**Set exercise:**
Repeat every line exactly, keeping the pictures out of the copy.

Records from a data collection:
---+---

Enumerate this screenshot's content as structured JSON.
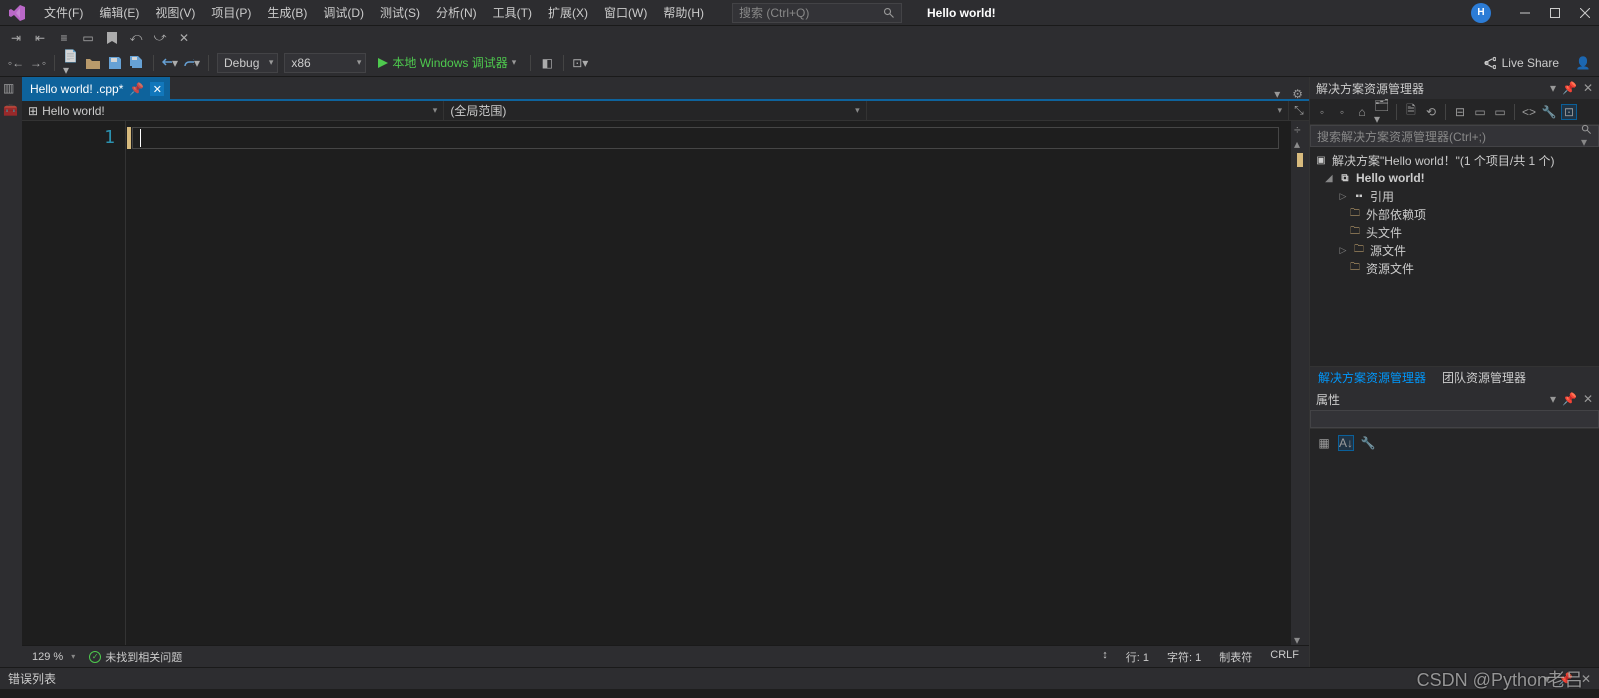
{
  "titlebar": {
    "project": "Hello world!",
    "user_initial": "H"
  },
  "menu": [
    "文件(F)",
    "编辑(E)",
    "视图(V)",
    "项目(P)",
    "生成(B)",
    "调试(D)",
    "测试(S)",
    "分析(N)",
    "工具(T)",
    "扩展(X)",
    "窗口(W)",
    "帮助(H)"
  ],
  "search": {
    "placeholder": "搜索 (Ctrl+Q)"
  },
  "toolbar": {
    "config": "Debug",
    "platform": "x86",
    "debugger": "本地 Windows 调试器",
    "live_share": "Live Share"
  },
  "tabs": [
    {
      "label": "Hello world! .cpp*"
    }
  ],
  "navbar": {
    "project": "Hello world!",
    "scope": "(全局范围)"
  },
  "editor": {
    "line_number": "1"
  },
  "status": {
    "zoom": "129 %",
    "issues": "未找到相关问题",
    "line": "行: 1",
    "char": "字符: 1",
    "tabs": "制表符",
    "eol": "CRLF"
  },
  "solution_explorer": {
    "title": "解决方案资源管理器",
    "search_placeholder": "搜索解决方案资源管理器(Ctrl+;)",
    "root": "解决方案\"Hello world！\"(1 个项目/共 1 个)",
    "project": "Hello world!",
    "nodes": [
      "引用",
      "外部依赖项",
      "头文件",
      "源文件",
      "资源文件"
    ],
    "tabs": [
      "解决方案资源管理器",
      "团队资源管理器"
    ]
  },
  "properties": {
    "title": "属性"
  },
  "error_list": {
    "title": "错误列表"
  },
  "watermark": "CSDN @Python老吕"
}
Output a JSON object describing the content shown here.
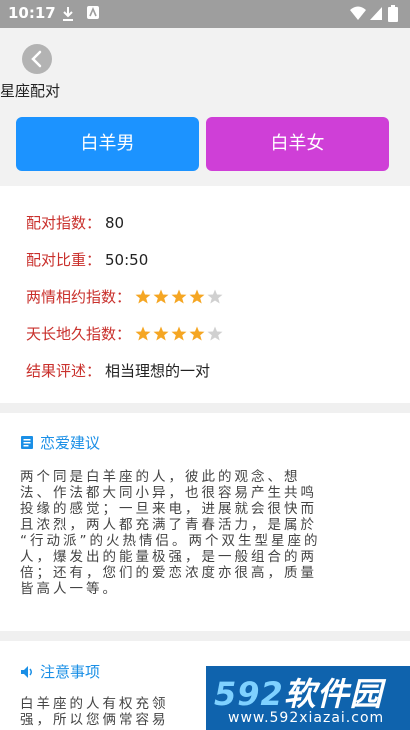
{
  "status_bar": {
    "time": "10:17",
    "icons": [
      "download-icon",
      "notification-icon",
      "wifi-icon",
      "signal-icon",
      "battery-icon"
    ]
  },
  "header": {
    "back_icon": "chevron-left-icon",
    "title": "星座配对"
  },
  "gender_buttons": {
    "male": "白羊男",
    "female": "白羊女",
    "male_color": "#1c93ff",
    "female_color": "#cf3fd7"
  },
  "result": {
    "score_label": "配对指数：",
    "score_value": "80",
    "ratio_label": "配对比重：",
    "ratio_value": "50:50",
    "love_label": "两情相约指数：",
    "love_stars": 4,
    "long_label": "天长地久指数：",
    "long_stars": 4,
    "stars_max": 5,
    "comment_label": "结果评述：",
    "comment_value": "相当理想的一对"
  },
  "sections": {
    "advice": {
      "icon": "document-icon",
      "title": "恋爱建议",
      "lines": [
        "两个同是白羊座的人，彼此的观念、想",
        "法、作法都大同小异，也很容易产生共鸣",
        "投缘的感觉；一旦来电，进展就会很快而",
        "且浓烈，两人都充满了青春活力，是属於",
        "“行动派”的火热情侣。两个双生型星座的",
        "人，爆发出的能量极强，是一般组合的两",
        "倍；还有，您们的爱恋浓度亦很高，质量",
        "皆高人一等。"
      ]
    },
    "notice": {
      "icon": "speaker-icon",
      "title": "注意事项",
      "lines": [
        "白羊座的人有权充领",
        "强，所以您俩常容易"
      ]
    }
  },
  "watermark": {
    "logo_num": "592",
    "logo_text": "软件园",
    "url": "www.592xiazai.com"
  },
  "colors": {
    "label_red": "#c9302c",
    "section_blue": "#1a8fe6",
    "star_gold": "#f5a623",
    "star_grey": "#d0d0d0"
  }
}
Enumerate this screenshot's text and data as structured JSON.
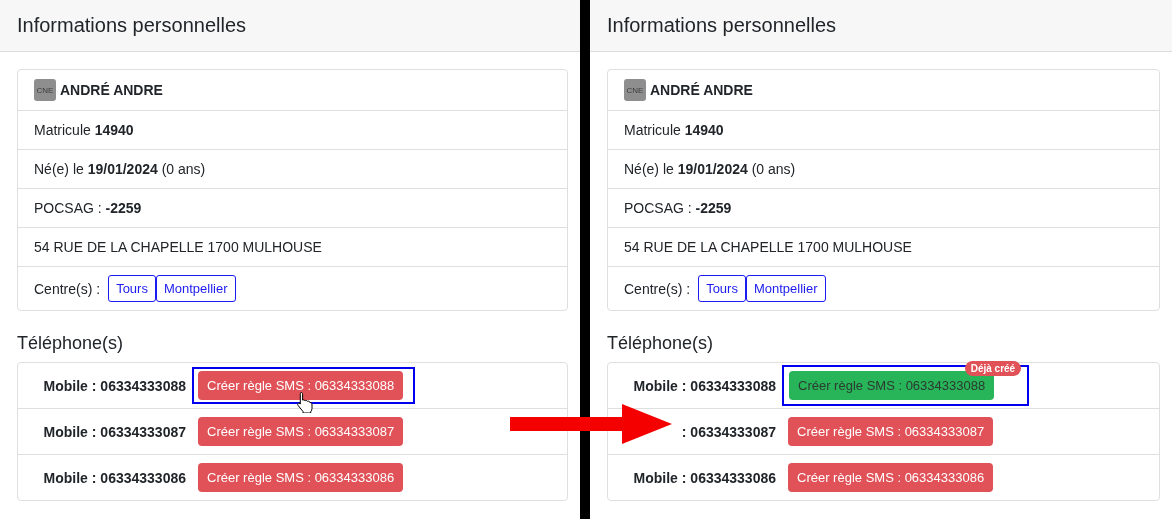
{
  "panels": [
    {
      "title": "Informations personnelles",
      "identity": {
        "badge": "CNE",
        "name": "ANDRÉ ANDRE"
      },
      "fields": [
        "Matricule **14940**",
        "Né(e) le **19/01/2024** (0 ans)",
        "POCSAG : **-2259**",
        "54 RUE DE LA CHAPELLE 1700 MULHOUSE"
      ],
      "centres": {
        "label": "Centre(s) :",
        "items": [
          "Tours",
          "Montpellier"
        ]
      },
      "phones_heading": "Téléphone(s)",
      "phones": [
        {
          "label": "Mobile : 06334333088",
          "button": "Créer règle SMS : 06334333088",
          "created": false,
          "outlined": true,
          "pointer": true
        },
        {
          "label": "Mobile : 06334333087",
          "button": "Créer règle SMS : 06334333087",
          "created": false,
          "outlined": false,
          "pointer": false
        },
        {
          "label": "Mobile : 06334333086",
          "button": "Créer règle SMS : 06334333086",
          "created": false,
          "outlined": false,
          "pointer": false
        }
      ]
    },
    {
      "title": "Informations personnelles",
      "identity": {
        "badge": "CNE",
        "name": "ANDRÉ ANDRE"
      },
      "fields": [
        "Matricule **14940**",
        "Né(e) le **19/01/2024** (0 ans)",
        "POCSAG : **-2259**",
        "54 RUE DE LA CHAPELLE 1700 MULHOUSE"
      ],
      "centres": {
        "label": "Centre(s) :",
        "items": [
          "Tours",
          "Montpellier"
        ]
      },
      "phones_heading": "Téléphone(s)",
      "phones": [
        {
          "label": "Mobile : 06334333088",
          "button": "Créer règle SMS : 06334333088",
          "created": true,
          "badge": "Déjà créé",
          "outlined": true,
          "pointer": false
        },
        {
          "label": ": 06334333087",
          "button": "Créer règle SMS : 06334333087",
          "created": false,
          "outlined": false,
          "pointer": false
        },
        {
          "label": "Mobile : 06334333086",
          "button": "Créer règle SMS : 06334333086",
          "created": false,
          "outlined": false,
          "pointer": false
        }
      ]
    }
  ]
}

---+---

**Task answer:**
Enumerate this screenshot's content as structured JSON.
{
  "titlebar": {
    "project": "Hello world!",
    "user_initial": "H"
  },
  "menu": [
    "文件(F)",
    "编辑(E)",
    "视图(V)",
    "项目(P)",
    "生成(B)",
    "调试(D)",
    "测试(S)",
    "分析(N)",
    "工具(T)",
    "扩展(X)",
    "窗口(W)",
    "帮助(H)"
  ],
  "search": {
    "placeholder": "搜索 (Ctrl+Q)"
  },
  "toolbar": {
    "config": "Debug",
    "platform": "x86",
    "debugger": "本地 Windows 调试器",
    "live_share": "Live Share"
  },
  "tabs": [
    {
      "label": "Hello world! .cpp*"
    }
  ],
  "navbar": {
    "project": "Hello world!",
    "scope": "(全局范围)"
  },
  "editor": {
    "line_number": "1"
  },
  "status": {
    "zoom": "129 %",
    "issues": "未找到相关问题",
    "line": "行: 1",
    "char": "字符: 1",
    "tabs": "制表符",
    "eol": "CRLF"
  },
  "solution_explorer": {
    "title": "解决方案资源管理器",
    "search_placeholder": "搜索解决方案资源管理器(Ctrl+;)",
    "root": "解决方案\"Hello world！\"(1 个项目/共 1 个)",
    "project": "Hello world!",
    "nodes": [
      "引用",
      "外部依赖项",
      "头文件",
      "源文件",
      "资源文件"
    ],
    "tabs": [
      "解决方案资源管理器",
      "团队资源管理器"
    ]
  },
  "properties": {
    "title": "属性"
  },
  "error_list": {
    "title": "错误列表"
  },
  "watermark": "CSDN @Python老吕"
}
Output a JSON object describing the content shown here.
{
  "status_bar": {
    "time": "10:17",
    "icons": [
      "download-icon",
      "notification-icon",
      "wifi-icon",
      "signal-icon",
      "battery-icon"
    ]
  },
  "header": {
    "back_icon": "chevron-left-icon",
    "title": "星座配对"
  },
  "gender_buttons": {
    "male": "白羊男",
    "female": "白羊女",
    "male_color": "#1c93ff",
    "female_color": "#cf3fd7"
  },
  "result": {
    "score_label": "配对指数：",
    "score_value": "80",
    "ratio_label": "配对比重：",
    "ratio_value": "50:50",
    "love_label": "两情相约指数：",
    "love_stars": 4,
    "long_label": "天长地久指数：",
    "long_stars": 4,
    "stars_max": 5,
    "comment_label": "结果评述：",
    "comment_value": "相当理想的一对"
  },
  "sections": {
    "advice": {
      "icon": "document-icon",
      "title": "恋爱建议",
      "lines": [
        "两个同是白羊座的人，彼此的观念、想",
        "法、作法都大同小异，也很容易产生共鸣",
        "投缘的感觉；一旦来电，进展就会很快而",
        "且浓烈，两人都充满了青春活力，是属於",
        "“行动派”的火热情侣。两个双生型星座的",
        "人，爆发出的能量极强，是一般组合的两",
        "倍；还有，您们的爱恋浓度亦很高，质量",
        "皆高人一等。"
      ]
    },
    "notice": {
      "icon": "speaker-icon",
      "title": "注意事项",
      "lines": [
        "白羊座的人有权充领",
        "强，所以您俩常容易"
      ]
    }
  },
  "watermark": {
    "logo_num": "592",
    "logo_text": "软件园",
    "url": "www.592xiazai.com"
  },
  "colors": {
    "label_red": "#c9302c",
    "section_blue": "#1a8fe6",
    "star_gold": "#f5a623",
    "star_grey": "#d0d0d0"
  }
}
Enumerate this screenshot's text and data as structured JSON.
{
  "panels": [
    {
      "title": "Informations personnelles",
      "identity": {
        "badge": "CNE",
        "name": "ANDRÉ ANDRE"
      },
      "fields": [
        "Matricule **14940**",
        "Né(e) le **19/01/2024** (0 ans)",
        "POCSAG : **-2259**",
        "54 RUE DE LA CHAPELLE 1700 MULHOUSE"
      ],
      "centres": {
        "label": "Centre(s) :",
        "items": [
          "Tours",
          "Montpellier"
        ]
      },
      "phones_heading": "Téléphone(s)",
      "phones": [
        {
          "label": "Mobile : 06334333088",
          "button": "Créer règle SMS : 06334333088",
          "created": false,
          "outlined": true,
          "pointer": true
        },
        {
          "label": "Mobile : 06334333087",
          "button": "Créer règle SMS : 06334333087",
          "created": false,
          "outlined": false,
          "pointer": false
        },
        {
          "label": "Mobile : 06334333086",
          "button": "Créer règle SMS : 06334333086",
          "created": false,
          "outlined": false,
          "pointer": false
        }
      ]
    },
    {
      "title": "Informations personnelles",
      "identity": {
        "badge": "CNE",
        "name": "ANDRÉ ANDRE"
      },
      "fields": [
        "Matricule **14940**",
        "Né(e) le **19/01/2024** (0 ans)",
        "POCSAG : **-2259**",
        "54 RUE DE LA CHAPELLE 1700 MULHOUSE"
      ],
      "centres": {
        "label": "Centre(s) :",
        "items": [
          "Tours",
          "Montpellier"
        ]
      },
      "phones_heading": "Téléphone(s)",
      "phones": [
        {
          "label": "Mobile : 06334333088",
          "button": "Créer règle SMS : 06334333088",
          "created": true,
          "badge": "Déjà créé",
          "outlined": true,
          "pointer": false
        },
        {
          "label": ": 06334333087",
          "button": "Créer règle SMS : 06334333087",
          "created": false,
          "outlined": false,
          "pointer": false
        },
        {
          "label": "Mobile : 06334333086",
          "button": "Créer règle SMS : 06334333086",
          "created": false,
          "outlined": false,
          "pointer": false
        }
      ]
    }
  ]
}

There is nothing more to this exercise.